Description of the task: Exactly as written, please set down all of the entries again, with no pictures.

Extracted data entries
★ ★ ★
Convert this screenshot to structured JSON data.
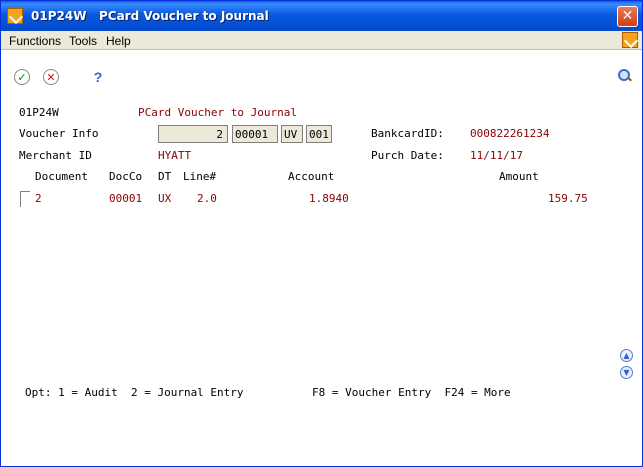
{
  "window": {
    "title": "01P24W   PCard Voucher to Journal",
    "close_glyph": "✕"
  },
  "menu": {
    "items": [
      "Functions",
      "Tools",
      "Help"
    ]
  },
  "toolbar": {
    "ok_glyph": "✓",
    "cancel_glyph": "✕",
    "help_glyph": "?"
  },
  "form": {
    "program_id": "01P24W",
    "form_title": "PCard Voucher to Journal",
    "voucher_info_label": "Voucher Info",
    "voucher_number": "2",
    "voucher_company": "00001",
    "voucher_doc_type": "UV",
    "voucher_line": "001",
    "bankcard_label": "BankcardID:",
    "bankcard_id": "000822261234",
    "merchant_label": "Merchant ID",
    "merchant_id": "HYATT",
    "purch_date_label": "Purch Date:",
    "purch_date": "11/11/17"
  },
  "grid": {
    "headers": {
      "document": "Document",
      "docco": "DocCo",
      "dt": "DT",
      "line": "Line#",
      "account": "Account",
      "amount": "Amount"
    },
    "rows": [
      {
        "document": "2",
        "docco": "00001",
        "dt": "UX",
        "line": "2.0",
        "account": "1.8940",
        "amount": "159.75"
      }
    ]
  },
  "footer": {
    "options": "Opt: 1 = Audit  2 = Journal Entry",
    "fkeys": "F8 = Voucher Entry  F24 = More"
  },
  "scroll": {
    "up_glyph": "▲",
    "down_glyph": "▼"
  }
}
★ ★ ★
Result of this task:
Convert this screenshot to structured JSON data.
{
  "window": {
    "title": "01P24W   PCard Voucher to Journal",
    "close_glyph": "✕"
  },
  "menu": {
    "items": [
      "Functions",
      "Tools",
      "Help"
    ]
  },
  "toolbar": {
    "ok_glyph": "✓",
    "cancel_glyph": "✕",
    "help_glyph": "?"
  },
  "form": {
    "program_id": "01P24W",
    "form_title": "PCard Voucher to Journal",
    "voucher_info_label": "Voucher Info",
    "voucher_number": "2",
    "voucher_company": "00001",
    "voucher_doc_type": "UV",
    "voucher_line": "001",
    "bankcard_label": "BankcardID:",
    "bankcard_id": "000822261234",
    "merchant_label": "Merchant ID",
    "merchant_id": "HYATT",
    "purch_date_label": "Purch Date:",
    "purch_date": "11/11/17"
  },
  "grid": {
    "headers": {
      "document": "Document",
      "docco": "DocCo",
      "dt": "DT",
      "line": "Line#",
      "account": "Account",
      "amount": "Amount"
    },
    "rows": [
      {
        "document": "2",
        "docco": "00001",
        "dt": "UX",
        "line": "2.0",
        "account": "1.8940",
        "amount": "159.75"
      }
    ]
  },
  "footer": {
    "options": "Opt: 1 = Audit  2 = Journal Entry",
    "fkeys": "F8 = Voucher Entry  F24 = More"
  },
  "scroll": {
    "up_glyph": "▲",
    "down_glyph": "▼"
  }
}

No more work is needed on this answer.